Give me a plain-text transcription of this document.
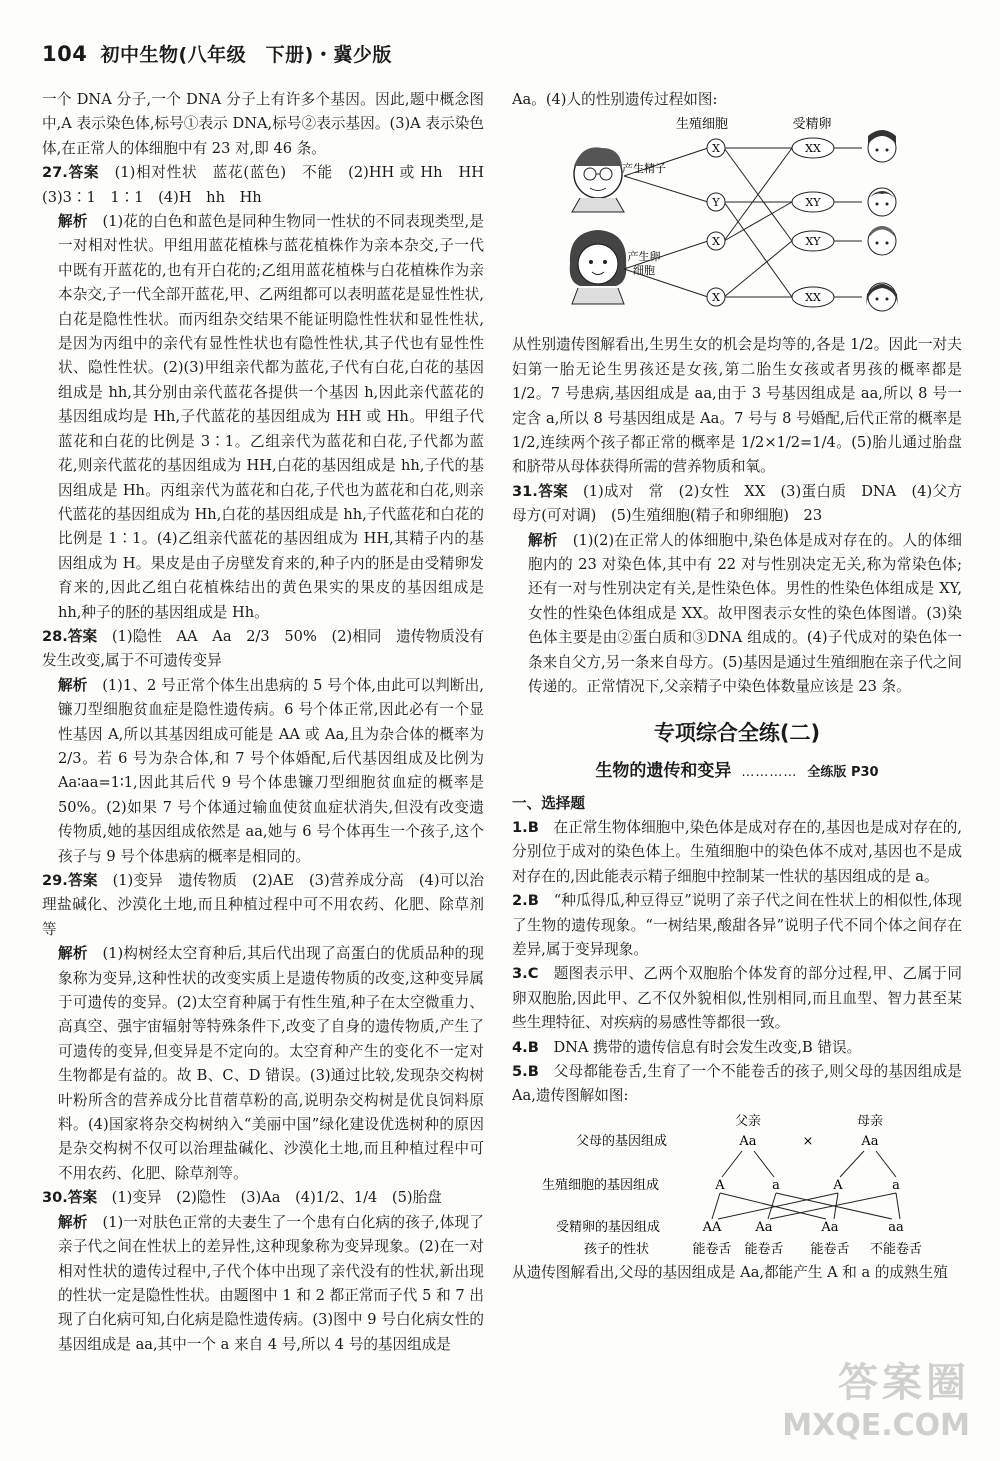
104 初中生物(八年级　下册)・冀少版

一个 DNA 分子,一个 DNA 分子上有许多个基因。因此,题中概念图中,A 表示染色体,标号①表示 DNA,标号②表示基因。(3)A 表示染色体,在正常人的体细胞中有 23 对,即 46 条。

27.答案　 (1)相对性状　蓝花(蓝色)　不能　(2)HH 或 Hh　HH　(3)3∶1　1∶1　(4)H　hh　Hh

解析　 (1)花的白色和蓝色是同种生物同一性状的不同表现类型,是一对相对性状。甲组用蓝花植株与蓝花植株作为亲本杂交,子一代中既有开蓝花的,也有开白花的;乙组用蓝花植株与白花植株作为亲本杂交,子一代全部开蓝花,甲、乙两组都可以表明蓝花是显性性状,白花是隐性性状。而丙组杂交结果不能证明隐性性状和显性性状,是因为丙组中的亲代有显性性状也有隐性性状,其子代也有显性性状、隐性性状。(2)(3)甲组亲代都为蓝花,子代有白花,白花的基因组成是 hh,其分别由亲代蓝花各提供一个基因 h,因此亲代蓝花的基因组成均是 Hh,子代蓝花的基因组成为 HH 或 Hh。甲组子代蓝花和白花的比例是 3∶1。乙组亲代为蓝花和白花,子代都为蓝花,则亲代蓝花的基因组成为 HH,白花的基因组成是 hh,子代的基因组成是 Hh。丙组亲代为蓝花和白花,子代也为蓝花和白花,则亲代蓝花的基因组成为 Hh,白花的基因组成是 hh,子代蓝花和白花的比例是 1∶1。(4)乙组亲代蓝花的基因组成为 HH,其精子内的基因组成为 H。果皮是由子房壁发育来的,种子内的胚是由受精卵发育来的,因此乙组白花植株结出的黄色果实的果皮的基因组成是 hh,种子的胚的基因组成是 Hh。

28.答案　 (1)隐性　AA　Aa　2/3　50%　(2)相同　遗传物质没有发生改变,属于不可遗传变异

解析　 (1)1、2 号正常个体生出患病的 5 号个体,由此可以判断出,镰刀型细胞贫血症是隐性遗传病。6 号个体正常,因此必有一个显性基因 A,所以其基因组成可能是 AA 或 Aa,且为杂合体的概率为 2/3。若 6 号为杂合体,和 7 号个体婚配,后代基因组成及比例为 Aa∶aa=1∶1,因此其后代 9 号个体患镰刀型细胞贫血症的概率是 50%。(2)如果 7 号个体通过输血使贫血症状消失,但没有改变遗传物质,她的基因组成依然是 aa,她与 6 号个体再生一个孩子,这个孩子与 9 号个体患病的概率是相同的。

29.答案　 (1)变异　遗传物质　(2)AE　(3)营养成分高　(4)可以治理盐碱化、沙漠化土地,而且种植过程中可不用农药、化肥、除草剂等

解析　 (1)构树经太空育种后,其后代出现了高蛋白的优质品种的现象称为变异,这种性状的改变实质上是遗传物质的改变,这种变异属于可遗传的变异。(2)太空育种属于有性生殖,种子在太空微重力、高真空、强宇宙辐射等特殊条件下,改变了自身的遗传物质,产生了可遗传的变异,但变异是不定向的。太空育种产生的变化不一定对生物都是有益的。故 B、C、D 错误。(3)通过比较,发现杂交构树叶粉所含的营养成分比苜蓿草粉的高,说明杂交构树是优良饲料原料。(4)国家将杂交构树纳入“美丽中国”绿化建设优选树种的原因是杂交构树不仅可以治理盐碱化、沙漠化土地,而且种植过程中可不用农药、化肥、除草剂等。

30.答案　 (1)变异　(2)隐性　(3)Aa　(4)1/2、1/4　(5)胎盘

解析　 (1)一对肤色正常的夫妻生了一个患有白化病的孩子,体现了亲子代之间在性状上的差异性,这种现象称为变异现象。(2)在一对相对性状的遗传过程中,子代个体中出现了亲代没有的性状,新出现的性状一定是隐性性状。由题图中 1 和 2 都正常而子代 5 和 7 出现了白化病可知,白化病是隐性遗传病。(3)图中 9 号白化病女性的基因组成是 aa,其中一个 a 来自 4 号,所以 4 号的基因组成是

Aa。(4)人的性别遗传过程如图:

生殖细胞	受精卵
产生精子
产生卵
细胞
X
Y
X
X
XX
XY
XY
XX

从性别遗传图解看出,生男生女的机会是均等的,各是 1/2。因此一对夫妇第一胎无论生男孩还是女孩,第二胎生女孩或者男孩的概率都是 1/2。7 号患病,基因组成是 aa,由于 3 号基因组成是 aa,所以 8 号一定含 a,所以 8 号基因组成是 Aa。7 号与 8 号婚配,后代正常的概率是 1/2,连续两个孩子都正常的概率是 1/2×1/2=1/4。(5)胎儿通过胎盘和脐带从母体获得所需的营养物质和氧。

31.答案　 (1)成对　常　(2)女性　XX　(3)蛋白质　DNA　(4)父方　母方(可对调)　(5)生殖细胞(精子和卵细胞)　23

解析　 (1)(2)在正常人的体细胞中,染色体是成对存在的。人的体细胞内的 23 对染色体,其中有 22 对与性别决定无关,称为常染色体;还有一对与性别决定有关,是性染色体。男性的性染色体组成是 XY,女性的性染色体组成是 XX。故甲图表示女性的染色体图谱。(3)染色体主要是由②蛋白质和③DNA 组成的。(4)子代成对的染色体一条来自父方,另一条来自母方。(5)基因是通过生殖细胞在亲子代之间传递的。正常情况下,父亲精子中染色体数量应该是 23 条。

专项综合全练(二)
生物的遗传和变异 ………… 全练版 P30

一、选择题

1.B　 在正常生物体细胞中,染色体是成对存在的,基因也是成对存在的,分别位于成对的染色体上。生殖细胞中的染色体不成对,基因也不是成对存在的,因此能表示精子细胞中控制某一性状的基因组成的是 a。

2.B　 “种瓜得瓜,种豆得豆”说明了亲子代之间在性状上的相似性,体现了生物的遗传现象。“一树结果,酸甜各异”说明子代不同个体之间存在差异,属于变异现象。

3.C　 题图表示甲、乙两个双胞胎个体发育的部分过程,甲、乙属于同卵双胞胎,因此甲、乙不仅外貌相似,性别相同,而且血型、智力甚至某些生理特征、对疾病的易感性等都很一致。

4.B　 DNA 携带的遗传信息有时会发生改变,B 错误。

5.B　 父母都能卷舌,生育了一个不能卷舌的孩子,则父母的基因组成是 Aa,遗传图解如图:

父亲	母亲
父母的基因组成	Aa	×	Aa
生殖细胞的基因组成	A	a	A	a
受精卵的基因组成	AA	Aa	Aa	aa
孩子的性状	能卷舌 能卷舌 能卷舌 不能卷舌

从遗传图解看出,父母的基因组成是 Aa,都能产生 A 和 a 的成熟生殖

答案圈
MXQE.COM
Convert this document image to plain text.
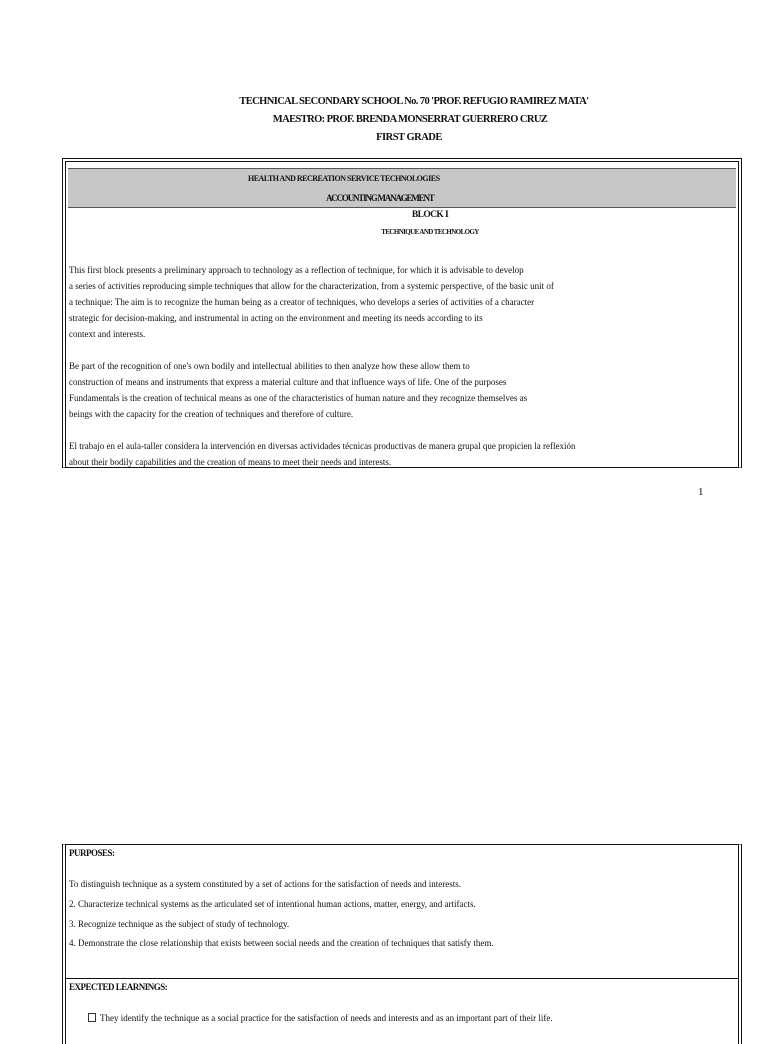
TECHNICAL SECONDARY SCHOOL No. 70 'PROF. REFUGIO RAMIREZ MATA'
MAESTRO: PROF. BRENDA MONSERRAT GUERRERO CRUZ
FIRST GRADE
HEALTH AND RECREATION SERVICE TECHNOLOGIES
ACCOUNTING MANAGEMENT
BLOCK I
TECHNIQUE AND TECHNOLOGY
This first block presents a preliminary approach to technology as a reflection of technique, for which it is advisable to develop
a series of activities reproducing simple techniques that allow for the characterization, from a systemic perspective, of the basic unit of
a technique: The aim is to recognize the human being as a creator of techniques, who develops a series of activities of a character
strategic for decision-making, and instrumental in acting on the environment and meeting its needs according to its
context and interests.
Be part of the recognition of one's own bodily and intellectual abilities to then analyze how these allow them to
construction of means and instruments that express a material culture and that influence ways of life. One of the purposes
Fundamentals is the creation of technical means as one of the characteristics of human nature and they recognize themselves as
beings with the capacity for the creation of techniques and therefore of culture.
El trabajo en el aula-taller considera la intervención en diversas actividades técnicas productivas de manera grupal que propicien la reflexión
about their bodily capabilities and the creation of means to meet their needs and interests.
1
PURPOSES:
To distinguish technique as a system constituted by a set of actions for the satisfaction of needs and interests.
2. Characterize technical systems as the articulated set of intentional human actions, matter, energy, and artifacts.
3. Recognize technique as the subject of study of technology.
4. Demonstrate the close relationship that exists between social needs and the creation of techniques that satisfy them.
EXPECTED LEARNINGS:
They identify the technique as a social practice for the satisfaction of needs and interests and as an important part of their life.
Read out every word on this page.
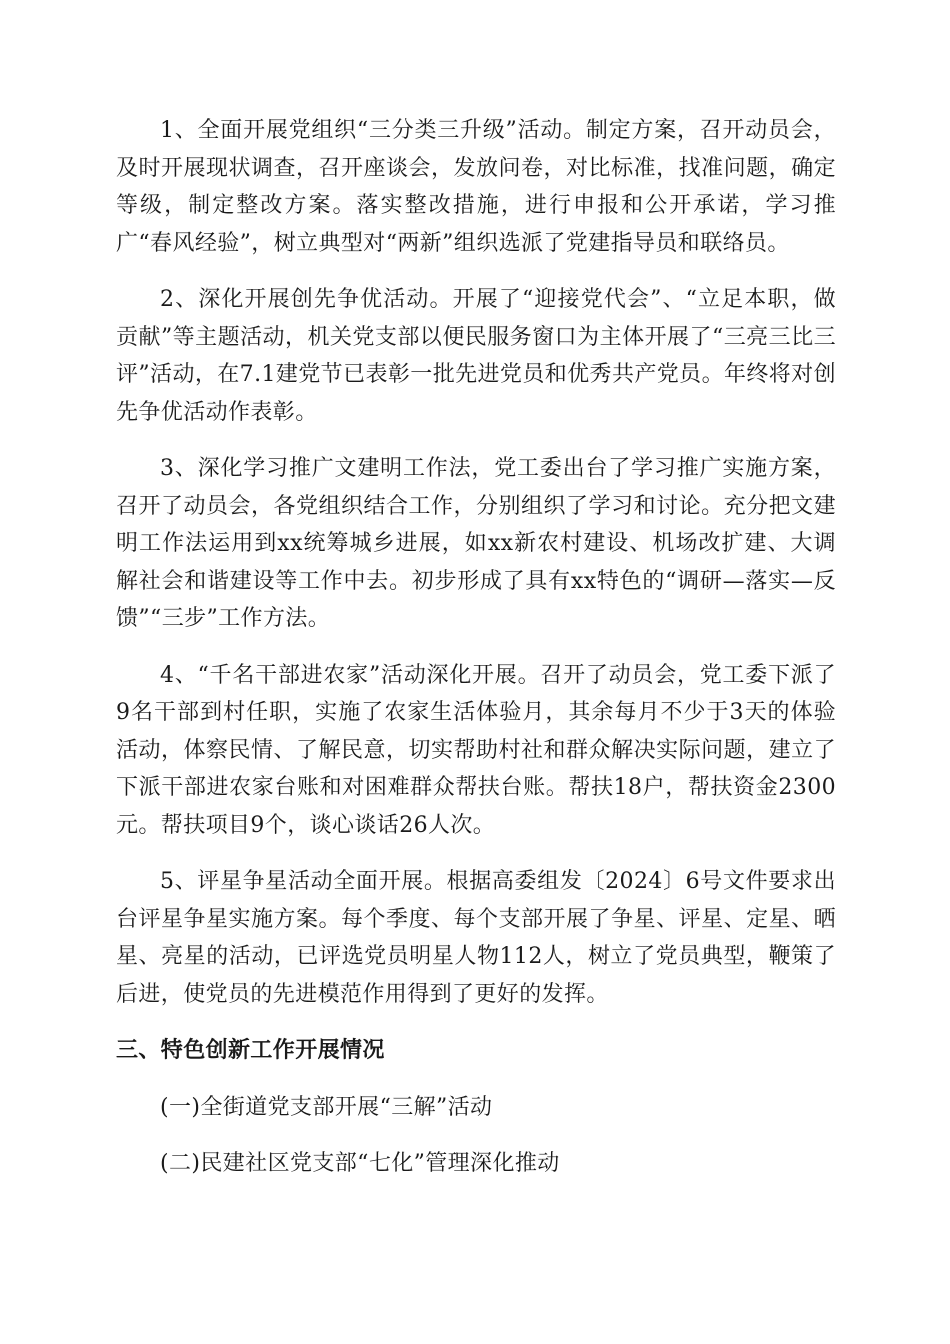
1、全面开展党组织“三分类三升级”活动。制定方案，召开动员会，及时开展现状调查，召开座谈会，发放问卷，对比标准，找准问题，确定等级，制定整改方案。落实整改措施，进行申报和公开承诺，学习推广“春风经验”，树立典型对“两新”组织选派了党建指导员和联络员。

2、深化开展创先争优活动。开展了“迎接党代会”、“立足本职，做贡献”等主题活动，机关党支部以便民服务窗口为主体开展了“三亮三比三评”活动，在7.1建党节已表彰一批先进党员和优秀共产党员。年终将对创先争优活动作表彰。

3、深化学习推广文建明工作法，党工委出台了学习推广实施方案，召开了动员会，各党组织结合工作，分别组织了学习和讨论。充分把文建明工作法运用到xx统筹城乡进展，如xx新农村建设、机场改扩建、大调解社会和谐建设等工作中去。初步形成了具有xx特色的“调研—落实—反馈”“三步”工作方法。

4、“千名干部进农家”活动深化开展。召开了动员会，党工委下派了9名干部到村任职，实施了农家生活体验月，其余每月不少于3天的体验活动，体察民情、了解民意，切实帮助村社和群众解决实际问题，建立了下派干部进农家台账和对困难群众帮扶台账。帮扶18户，帮扶资金2300元。帮扶项目9个，谈心谈话26人次。

5、评星争星活动全面开展。根据高委组发〔2024〕6号文件要求出台评星争星实施方案。每个季度、每个支部开展了争星、评星、定星、晒星、亮星的活动，已评选党员明星人物112人，树立了党员典型，鞭策了后进，使党员的先进模范作用得到了更好的发挥。

三、特色创新工作开展情况

(一)全街道党支部开展“三解”活动

(二)民建社区党支部“七化”管理深化推动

Request:
Copy each line from the records above that includes the string "their".

Response for this exercise:
about their bodily capabilities and the creation of means to meet their needs and interests.
They identify the technique as a social practice for the satisfaction of needs and interests and as an important part of their life.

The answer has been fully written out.